Aim of the task
Rewrite the data from its first line through the line containing "pencil-icon[interactable] (44, 477, 74, 505)", inclusive, replacing "lasso-icon" with "freeform-select-icon" and keeping everything else the same.

═════ Records for this task

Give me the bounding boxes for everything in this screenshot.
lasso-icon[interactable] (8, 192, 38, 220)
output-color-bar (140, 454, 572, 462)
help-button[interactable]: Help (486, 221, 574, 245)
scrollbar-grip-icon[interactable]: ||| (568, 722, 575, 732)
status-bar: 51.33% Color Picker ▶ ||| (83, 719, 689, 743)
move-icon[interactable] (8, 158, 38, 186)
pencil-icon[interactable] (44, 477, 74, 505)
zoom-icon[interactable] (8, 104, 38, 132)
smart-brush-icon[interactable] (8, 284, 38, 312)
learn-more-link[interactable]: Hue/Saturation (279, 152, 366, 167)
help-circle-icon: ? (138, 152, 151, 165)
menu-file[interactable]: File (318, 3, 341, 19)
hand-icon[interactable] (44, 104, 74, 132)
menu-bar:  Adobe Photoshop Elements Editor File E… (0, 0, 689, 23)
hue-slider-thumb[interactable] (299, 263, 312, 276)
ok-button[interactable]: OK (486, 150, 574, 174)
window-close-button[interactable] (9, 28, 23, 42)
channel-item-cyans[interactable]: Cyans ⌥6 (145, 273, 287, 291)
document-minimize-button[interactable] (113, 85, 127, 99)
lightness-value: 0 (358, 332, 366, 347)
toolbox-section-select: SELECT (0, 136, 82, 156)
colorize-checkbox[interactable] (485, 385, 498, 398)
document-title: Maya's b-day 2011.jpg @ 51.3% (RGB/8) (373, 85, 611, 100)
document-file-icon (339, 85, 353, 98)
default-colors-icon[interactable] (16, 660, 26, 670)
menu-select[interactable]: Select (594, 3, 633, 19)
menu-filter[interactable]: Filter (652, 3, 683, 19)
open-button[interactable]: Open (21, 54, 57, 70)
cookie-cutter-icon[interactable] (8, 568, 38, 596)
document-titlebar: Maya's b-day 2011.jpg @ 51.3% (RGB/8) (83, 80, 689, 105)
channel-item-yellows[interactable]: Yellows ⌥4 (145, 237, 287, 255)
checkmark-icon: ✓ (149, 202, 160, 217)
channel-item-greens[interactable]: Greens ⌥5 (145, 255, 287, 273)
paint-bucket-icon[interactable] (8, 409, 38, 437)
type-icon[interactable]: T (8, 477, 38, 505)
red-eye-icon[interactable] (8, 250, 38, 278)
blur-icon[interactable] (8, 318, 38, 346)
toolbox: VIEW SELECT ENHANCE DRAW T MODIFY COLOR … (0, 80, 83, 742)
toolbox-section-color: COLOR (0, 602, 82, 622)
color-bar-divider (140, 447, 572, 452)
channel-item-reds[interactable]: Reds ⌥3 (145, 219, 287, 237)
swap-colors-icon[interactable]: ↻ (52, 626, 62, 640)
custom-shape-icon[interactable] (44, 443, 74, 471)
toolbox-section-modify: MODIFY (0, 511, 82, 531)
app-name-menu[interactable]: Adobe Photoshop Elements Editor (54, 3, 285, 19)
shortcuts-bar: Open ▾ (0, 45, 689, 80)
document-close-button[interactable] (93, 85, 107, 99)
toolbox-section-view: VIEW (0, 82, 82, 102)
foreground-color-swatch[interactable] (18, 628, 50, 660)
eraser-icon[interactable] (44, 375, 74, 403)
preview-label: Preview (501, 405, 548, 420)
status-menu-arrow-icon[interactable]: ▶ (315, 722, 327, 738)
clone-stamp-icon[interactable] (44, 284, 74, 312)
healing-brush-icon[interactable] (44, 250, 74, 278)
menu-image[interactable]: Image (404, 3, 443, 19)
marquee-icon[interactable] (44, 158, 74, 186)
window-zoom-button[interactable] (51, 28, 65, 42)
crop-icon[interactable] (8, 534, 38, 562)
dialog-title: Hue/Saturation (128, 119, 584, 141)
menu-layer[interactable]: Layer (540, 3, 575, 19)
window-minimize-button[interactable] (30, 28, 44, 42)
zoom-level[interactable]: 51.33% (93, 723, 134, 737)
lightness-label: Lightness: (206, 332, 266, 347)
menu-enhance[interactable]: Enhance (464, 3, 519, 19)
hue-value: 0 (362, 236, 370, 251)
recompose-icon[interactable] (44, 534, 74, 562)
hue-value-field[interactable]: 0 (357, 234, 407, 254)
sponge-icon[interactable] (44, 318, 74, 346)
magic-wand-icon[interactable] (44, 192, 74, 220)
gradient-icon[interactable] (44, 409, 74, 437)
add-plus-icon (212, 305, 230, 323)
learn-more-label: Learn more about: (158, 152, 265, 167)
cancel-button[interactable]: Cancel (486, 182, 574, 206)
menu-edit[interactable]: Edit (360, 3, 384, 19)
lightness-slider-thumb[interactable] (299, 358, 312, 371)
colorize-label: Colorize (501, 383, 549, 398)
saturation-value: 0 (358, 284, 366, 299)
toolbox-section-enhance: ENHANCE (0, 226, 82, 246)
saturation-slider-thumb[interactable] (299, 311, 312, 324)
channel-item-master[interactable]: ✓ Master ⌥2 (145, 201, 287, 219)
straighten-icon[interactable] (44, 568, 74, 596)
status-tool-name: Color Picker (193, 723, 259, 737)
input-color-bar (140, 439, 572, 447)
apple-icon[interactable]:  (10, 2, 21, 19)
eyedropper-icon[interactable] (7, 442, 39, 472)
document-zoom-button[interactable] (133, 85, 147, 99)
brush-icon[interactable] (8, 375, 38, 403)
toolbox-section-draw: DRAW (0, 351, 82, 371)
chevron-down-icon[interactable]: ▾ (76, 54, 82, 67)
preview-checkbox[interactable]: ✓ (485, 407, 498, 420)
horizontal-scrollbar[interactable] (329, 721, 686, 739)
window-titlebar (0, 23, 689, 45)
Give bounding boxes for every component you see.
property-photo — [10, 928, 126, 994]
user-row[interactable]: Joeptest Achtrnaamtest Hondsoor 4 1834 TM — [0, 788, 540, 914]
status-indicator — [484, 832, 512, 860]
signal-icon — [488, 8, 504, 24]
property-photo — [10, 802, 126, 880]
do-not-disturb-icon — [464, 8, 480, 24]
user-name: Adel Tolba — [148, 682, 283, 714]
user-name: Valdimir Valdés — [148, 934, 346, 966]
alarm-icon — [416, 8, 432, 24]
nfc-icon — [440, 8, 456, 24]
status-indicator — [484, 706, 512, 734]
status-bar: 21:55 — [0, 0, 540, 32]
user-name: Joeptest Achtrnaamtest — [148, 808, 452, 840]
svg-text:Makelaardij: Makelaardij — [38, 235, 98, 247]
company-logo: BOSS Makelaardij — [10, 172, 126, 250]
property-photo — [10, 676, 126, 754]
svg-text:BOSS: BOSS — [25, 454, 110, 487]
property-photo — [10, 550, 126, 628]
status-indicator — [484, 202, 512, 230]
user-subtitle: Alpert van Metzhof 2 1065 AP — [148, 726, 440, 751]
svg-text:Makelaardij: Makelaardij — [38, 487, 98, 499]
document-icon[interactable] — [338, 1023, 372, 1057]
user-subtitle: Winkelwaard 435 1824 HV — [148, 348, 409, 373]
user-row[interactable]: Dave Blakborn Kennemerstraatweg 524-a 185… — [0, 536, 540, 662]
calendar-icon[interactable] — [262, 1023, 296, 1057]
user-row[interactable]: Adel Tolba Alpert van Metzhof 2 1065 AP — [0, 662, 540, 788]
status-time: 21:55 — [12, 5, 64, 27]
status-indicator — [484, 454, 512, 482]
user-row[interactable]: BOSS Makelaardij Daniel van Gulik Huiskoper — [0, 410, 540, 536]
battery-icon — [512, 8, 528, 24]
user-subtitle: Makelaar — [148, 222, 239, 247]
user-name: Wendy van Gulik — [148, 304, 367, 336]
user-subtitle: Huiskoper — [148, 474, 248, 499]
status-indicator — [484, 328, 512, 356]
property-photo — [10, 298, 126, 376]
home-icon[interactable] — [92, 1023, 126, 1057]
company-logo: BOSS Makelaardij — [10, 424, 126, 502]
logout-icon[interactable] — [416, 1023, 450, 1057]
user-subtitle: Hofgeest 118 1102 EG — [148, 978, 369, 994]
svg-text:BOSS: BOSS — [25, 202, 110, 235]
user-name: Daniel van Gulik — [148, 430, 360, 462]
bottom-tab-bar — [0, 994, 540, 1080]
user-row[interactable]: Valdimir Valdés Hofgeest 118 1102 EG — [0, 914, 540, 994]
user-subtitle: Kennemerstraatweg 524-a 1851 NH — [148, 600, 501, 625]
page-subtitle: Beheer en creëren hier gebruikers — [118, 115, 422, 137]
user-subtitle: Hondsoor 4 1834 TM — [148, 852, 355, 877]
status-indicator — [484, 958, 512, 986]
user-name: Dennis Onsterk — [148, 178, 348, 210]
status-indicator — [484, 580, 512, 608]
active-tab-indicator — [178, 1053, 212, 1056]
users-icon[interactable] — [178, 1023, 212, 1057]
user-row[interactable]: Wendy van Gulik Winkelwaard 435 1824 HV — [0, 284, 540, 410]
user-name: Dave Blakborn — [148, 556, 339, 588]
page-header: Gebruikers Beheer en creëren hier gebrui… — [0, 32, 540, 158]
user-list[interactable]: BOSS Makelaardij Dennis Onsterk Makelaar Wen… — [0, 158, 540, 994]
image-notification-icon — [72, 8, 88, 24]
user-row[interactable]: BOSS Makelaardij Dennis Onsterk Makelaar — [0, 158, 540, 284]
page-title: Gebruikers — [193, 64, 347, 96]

══════════

Full solution
Give me the bounding boxes for everything in this screenshot.
freeform-select-icon[interactable] (8, 192, 38, 220)
output-color-bar (140, 454, 572, 462)
help-button[interactable]: Help (486, 221, 574, 245)
scrollbar-grip-icon[interactable]: ||| (568, 722, 575, 732)
status-bar: 51.33% Color Picker ▶ ||| (83, 719, 689, 743)
move-icon[interactable] (8, 158, 38, 186)
pencil-icon[interactable] (44, 477, 74, 505)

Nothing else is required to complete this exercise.